* **Instructions for the task**
Word for word, restate every line of the material.

** begin **

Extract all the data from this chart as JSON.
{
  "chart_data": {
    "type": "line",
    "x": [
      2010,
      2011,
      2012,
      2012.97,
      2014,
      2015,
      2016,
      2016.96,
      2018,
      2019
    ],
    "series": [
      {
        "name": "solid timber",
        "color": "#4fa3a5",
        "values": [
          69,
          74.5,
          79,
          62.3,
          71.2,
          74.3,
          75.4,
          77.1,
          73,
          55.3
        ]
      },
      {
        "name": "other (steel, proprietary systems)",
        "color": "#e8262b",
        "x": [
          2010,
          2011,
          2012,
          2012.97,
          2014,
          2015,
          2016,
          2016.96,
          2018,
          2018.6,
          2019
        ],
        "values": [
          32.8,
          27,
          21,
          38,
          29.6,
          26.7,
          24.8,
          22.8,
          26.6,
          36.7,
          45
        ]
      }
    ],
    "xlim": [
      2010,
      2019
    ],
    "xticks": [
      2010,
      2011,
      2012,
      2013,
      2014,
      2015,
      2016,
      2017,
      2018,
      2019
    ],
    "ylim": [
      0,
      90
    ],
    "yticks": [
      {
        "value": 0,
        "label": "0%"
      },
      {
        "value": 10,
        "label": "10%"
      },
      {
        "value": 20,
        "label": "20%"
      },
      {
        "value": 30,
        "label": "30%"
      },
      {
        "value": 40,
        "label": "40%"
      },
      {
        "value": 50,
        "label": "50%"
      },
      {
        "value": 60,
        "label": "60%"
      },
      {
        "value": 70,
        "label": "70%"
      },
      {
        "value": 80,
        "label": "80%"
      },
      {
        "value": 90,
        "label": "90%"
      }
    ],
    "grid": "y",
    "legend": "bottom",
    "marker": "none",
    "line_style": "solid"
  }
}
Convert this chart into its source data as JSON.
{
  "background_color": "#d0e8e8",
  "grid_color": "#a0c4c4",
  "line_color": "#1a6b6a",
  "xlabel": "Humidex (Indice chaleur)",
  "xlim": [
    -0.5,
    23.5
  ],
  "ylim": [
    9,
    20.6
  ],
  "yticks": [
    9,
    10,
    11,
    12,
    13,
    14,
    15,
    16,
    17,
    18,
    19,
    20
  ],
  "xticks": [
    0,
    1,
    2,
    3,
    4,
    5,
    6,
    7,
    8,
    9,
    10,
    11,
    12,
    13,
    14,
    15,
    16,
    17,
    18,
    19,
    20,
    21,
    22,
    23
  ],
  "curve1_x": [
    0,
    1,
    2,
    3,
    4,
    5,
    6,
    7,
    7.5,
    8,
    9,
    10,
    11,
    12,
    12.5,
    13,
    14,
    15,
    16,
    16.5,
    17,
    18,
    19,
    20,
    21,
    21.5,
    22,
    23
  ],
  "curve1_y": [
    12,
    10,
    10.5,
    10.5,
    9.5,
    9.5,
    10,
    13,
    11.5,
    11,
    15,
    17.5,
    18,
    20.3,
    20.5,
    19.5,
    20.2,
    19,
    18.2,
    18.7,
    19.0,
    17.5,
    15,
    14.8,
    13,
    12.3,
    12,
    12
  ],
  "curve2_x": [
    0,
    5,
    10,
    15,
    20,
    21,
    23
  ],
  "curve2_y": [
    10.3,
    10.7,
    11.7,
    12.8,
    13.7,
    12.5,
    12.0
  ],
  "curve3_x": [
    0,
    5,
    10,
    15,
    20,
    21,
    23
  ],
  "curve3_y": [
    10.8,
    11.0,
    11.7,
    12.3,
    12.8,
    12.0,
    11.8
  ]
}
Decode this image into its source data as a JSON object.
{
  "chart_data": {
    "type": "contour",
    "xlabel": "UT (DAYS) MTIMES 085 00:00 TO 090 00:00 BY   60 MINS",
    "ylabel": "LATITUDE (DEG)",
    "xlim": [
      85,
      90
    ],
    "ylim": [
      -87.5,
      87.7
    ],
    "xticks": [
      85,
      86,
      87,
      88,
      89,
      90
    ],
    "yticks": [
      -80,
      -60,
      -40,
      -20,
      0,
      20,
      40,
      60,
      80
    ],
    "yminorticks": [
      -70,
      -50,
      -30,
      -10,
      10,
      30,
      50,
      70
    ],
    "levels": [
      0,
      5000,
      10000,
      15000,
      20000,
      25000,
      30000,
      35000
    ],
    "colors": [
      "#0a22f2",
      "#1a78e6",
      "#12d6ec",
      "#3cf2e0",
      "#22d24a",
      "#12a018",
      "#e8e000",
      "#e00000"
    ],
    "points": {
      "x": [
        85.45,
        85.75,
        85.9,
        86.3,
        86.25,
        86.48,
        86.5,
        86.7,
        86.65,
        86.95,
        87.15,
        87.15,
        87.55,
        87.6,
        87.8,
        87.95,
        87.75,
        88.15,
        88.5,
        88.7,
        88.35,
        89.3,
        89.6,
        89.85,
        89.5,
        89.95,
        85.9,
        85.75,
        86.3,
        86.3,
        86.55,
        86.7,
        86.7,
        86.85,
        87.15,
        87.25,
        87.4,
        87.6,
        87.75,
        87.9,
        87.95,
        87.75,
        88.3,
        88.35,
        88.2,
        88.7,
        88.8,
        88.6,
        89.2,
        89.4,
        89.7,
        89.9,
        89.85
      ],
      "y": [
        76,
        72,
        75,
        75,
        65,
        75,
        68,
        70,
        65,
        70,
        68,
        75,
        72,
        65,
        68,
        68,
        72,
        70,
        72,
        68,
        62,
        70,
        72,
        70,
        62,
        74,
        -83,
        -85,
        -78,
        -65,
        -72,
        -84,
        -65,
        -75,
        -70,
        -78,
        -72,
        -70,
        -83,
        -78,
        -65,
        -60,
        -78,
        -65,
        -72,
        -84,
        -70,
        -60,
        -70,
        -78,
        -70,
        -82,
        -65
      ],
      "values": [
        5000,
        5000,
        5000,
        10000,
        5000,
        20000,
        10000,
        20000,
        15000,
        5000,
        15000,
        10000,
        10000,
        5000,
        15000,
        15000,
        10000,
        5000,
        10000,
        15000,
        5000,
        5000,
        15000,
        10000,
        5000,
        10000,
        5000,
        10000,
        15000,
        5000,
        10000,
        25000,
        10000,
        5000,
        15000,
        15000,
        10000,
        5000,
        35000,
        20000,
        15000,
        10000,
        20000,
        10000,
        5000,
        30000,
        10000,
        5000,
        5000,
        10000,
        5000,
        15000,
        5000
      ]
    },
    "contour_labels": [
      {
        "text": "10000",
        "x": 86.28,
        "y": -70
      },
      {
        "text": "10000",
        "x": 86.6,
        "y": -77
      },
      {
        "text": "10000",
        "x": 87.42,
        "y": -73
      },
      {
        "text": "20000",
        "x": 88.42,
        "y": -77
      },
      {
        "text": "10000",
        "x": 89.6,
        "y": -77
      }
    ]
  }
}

** end **

* **Task result**
Extract all the data from this chart as JSON.
{
  "chart_data": {
    "type": "line",
    "x": [
      2010,
      2011,
      2012,
      2012.97,
      2014,
      2015,
      2016,
      2016.96,
      2018,
      2019
    ],
    "series": [
      {
        "name": "solid timber",
        "color": "#4fa3a5",
        "values": [
          69,
          74.5,
          79,
          62.3,
          71.2,
          74.3,
          75.4,
          77.1,
          73,
          55.3
        ]
      },
      {
        "name": "other (steel, proprietary systems)",
        "color": "#e8262b",
        "x": [
          2010,
          2011,
          2012,
          2012.97,
          2014,
          2015,
          2016,
          2016.96,
          2018,
          2018.6,
          2019
        ],
        "values": [
          32.8,
          27,
          21,
          38,
          29.6,
          26.7,
          24.8,
          22.8,
          26.6,
          36.7,
          45
        ]
      }
    ],
    "xlim": [
      2010,
      2019
    ],
    "xticks": [
      2010,
      2011,
      2012,
      2013,
      2014,
      2015,
      2016,
      2017,
      2018,
      2019
    ],
    "ylim": [
      0,
      90
    ],
    "yticks": [
      {
        "value": 0,
        "label": "0%"
      },
      {
        "value": 10,
        "label": "10%"
      },
      {
        "value": 20,
        "label": "20%"
      },
      {
        "value": 30,
        "label": "30%"
      },
      {
        "value": 40,
        "label": "40%"
      },
      {
        "value": 50,
        "label": "50%"
      },
      {
        "value": 60,
        "label": "60%"
      },
      {
        "value": 70,
        "label": "70%"
      },
      {
        "value": 80,
        "label": "80%"
      },
      {
        "value": 90,
        "label": "90%"
      }
    ],
    "grid": "y",
    "legend": "bottom",
    "marker": "none",
    "line_style": "solid"
  }
}
Convert this chart into its source data as JSON.
{
  "background_color": "#d0e8e8",
  "grid_color": "#a0c4c4",
  "line_color": "#1a6b6a",
  "xlabel": "Humidex (Indice chaleur)",
  "xlim": [
    -0.5,
    23.5
  ],
  "ylim": [
    9,
    20.6
  ],
  "yticks": [
    9,
    10,
    11,
    12,
    13,
    14,
    15,
    16,
    17,
    18,
    19,
    20
  ],
  "xticks": [
    0,
    1,
    2,
    3,
    4,
    5,
    6,
    7,
    8,
    9,
    10,
    11,
    12,
    13,
    14,
    15,
    16,
    17,
    18,
    19,
    20,
    21,
    22,
    23
  ],
  "curve1_x": [
    0,
    1,
    2,
    3,
    4,
    5,
    6,
    7,
    7.5,
    8,
    9,
    10,
    11,
    12,
    12.5,
    13,
    14,
    15,
    16,
    16.5,
    17,
    18,
    19,
    20,
    21,
    21.5,
    22,
    23
  ],
  "curve1_y": [
    12,
    10,
    10.5,
    10.5,
    9.5,
    9.5,
    10,
    13,
    11.5,
    11,
    15,
    17.5,
    18,
    20.3,
    20.5,
    19.5,
    20.2,
    19,
    18.2,
    18.7,
    19.0,
    17.5,
    15,
    14.8,
    13,
    12.3,
    12,
    12
  ],
  "curve2_x": [
    0,
    5,
    10,
    15,
    20,
    21,
    23
  ],
  "curve2_y": [
    10.3,
    10.7,
    11.7,
    12.8,
    13.7,
    12.5,
    12.0
  ],
  "curve3_x": [
    0,
    5,
    10,
    15,
    20,
    21,
    23
  ],
  "curve3_y": [
    10.8,
    11.0,
    11.7,
    12.3,
    12.8,
    12.0,
    11.8
  ]
}
Decode this image into its source data as a JSON object.
{
  "chart_data": {
    "type": "contour",
    "xlabel": "UT (DAYS) MTIMES 085 00:00 TO 090 00:00 BY   60 MINS",
    "ylabel": "LATITUDE (DEG)",
    "xlim": [
      85,
      90
    ],
    "ylim": [
      -87.5,
      87.7
    ],
    "xticks": [
      85,
      86,
      87,
      88,
      89,
      90
    ],
    "yticks": [
      -80,
      -60,
      -40,
      -20,
      0,
      20,
      40,
      60,
      80
    ],
    "yminorticks": [
      -70,
      -50,
      -30,
      -10,
      10,
      30,
      50,
      70
    ],
    "levels": [
      0,
      5000,
      10000,
      15000,
      20000,
      25000,
      30000,
      35000
    ],
    "colors": [
      "#0a22f2",
      "#1a78e6",
      "#12d6ec",
      "#3cf2e0",
      "#22d24a",
      "#12a018",
      "#e8e000",
      "#e00000"
    ],
    "points": {
      "x": [
        85.45,
        85.75,
        85.9,
        86.3,
        86.25,
        86.48,
        86.5,
        86.7,
        86.65,
        86.95,
        87.15,
        87.15,
        87.55,
        87.6,
        87.8,
        87.95,
        87.75,
        88.15,
        88.5,
        88.7,
        88.35,
        89.3,
        89.6,
        89.85,
        89.5,
        89.95,
        85.9,
        85.75,
        86.3,
        86.3,
        86.55,
        86.7,
        86.7,
        86.85,
        87.15,
        87.25,
        87.4,
        87.6,
        87.75,
        87.9,
        87.95,
        87.75,
        88.3,
        88.35,
        88.2,
        88.7,
        88.8,
        88.6,
        89.2,
        89.4,
        89.7,
        89.9,
        89.85
      ],
      "y": [
        76,
        72,
        75,
        75,
        65,
        75,
        68,
        70,
        65,
        70,
        68,
        75,
        72,
        65,
        68,
        68,
        72,
        70,
        72,
        68,
        62,
        70,
        72,
        70,
        62,
        74,
        -83,
        -85,
        -78,
        -65,
        -72,
        -84,
        -65,
        -75,
        -70,
        -78,
        -72,
        -70,
        -83,
        -78,
        -65,
        -60,
        -78,
        -65,
        -72,
        -84,
        -70,
        -60,
        -70,
        -78,
        -70,
        -82,
        -65
      ],
      "values": [
        5000,
        5000,
        5000,
        10000,
        5000,
        20000,
        10000,
        20000,
        15000,
        5000,
        15000,
        10000,
        10000,
        5000,
        15000,
        15000,
        10000,
        5000,
        10000,
        15000,
        5000,
        5000,
        15000,
        10000,
        5000,
        10000,
        5000,
        10000,
        15000,
        5000,
        10000,
        25000,
        10000,
        5000,
        15000,
        15000,
        10000,
        5000,
        35000,
        20000,
        15000,
        10000,
        20000,
        10000,
        5000,
        30000,
        10000,
        5000,
        5000,
        10000,
        5000,
        15000,
        5000
      ]
    },
    "contour_labels": [
      {
        "text": "10000",
        "x": 86.28,
        "y": -70
      },
      {
        "text": "10000",
        "x": 86.6,
        "y": -77
      },
      {
        "text": "10000",
        "x": 87.42,
        "y": -73
      },
      {
        "text": "20000",
        "x": 88.42,
        "y": -77
      },
      {
        "text": "10000",
        "x": 89.6,
        "y": -77
      }
    ]
  }
}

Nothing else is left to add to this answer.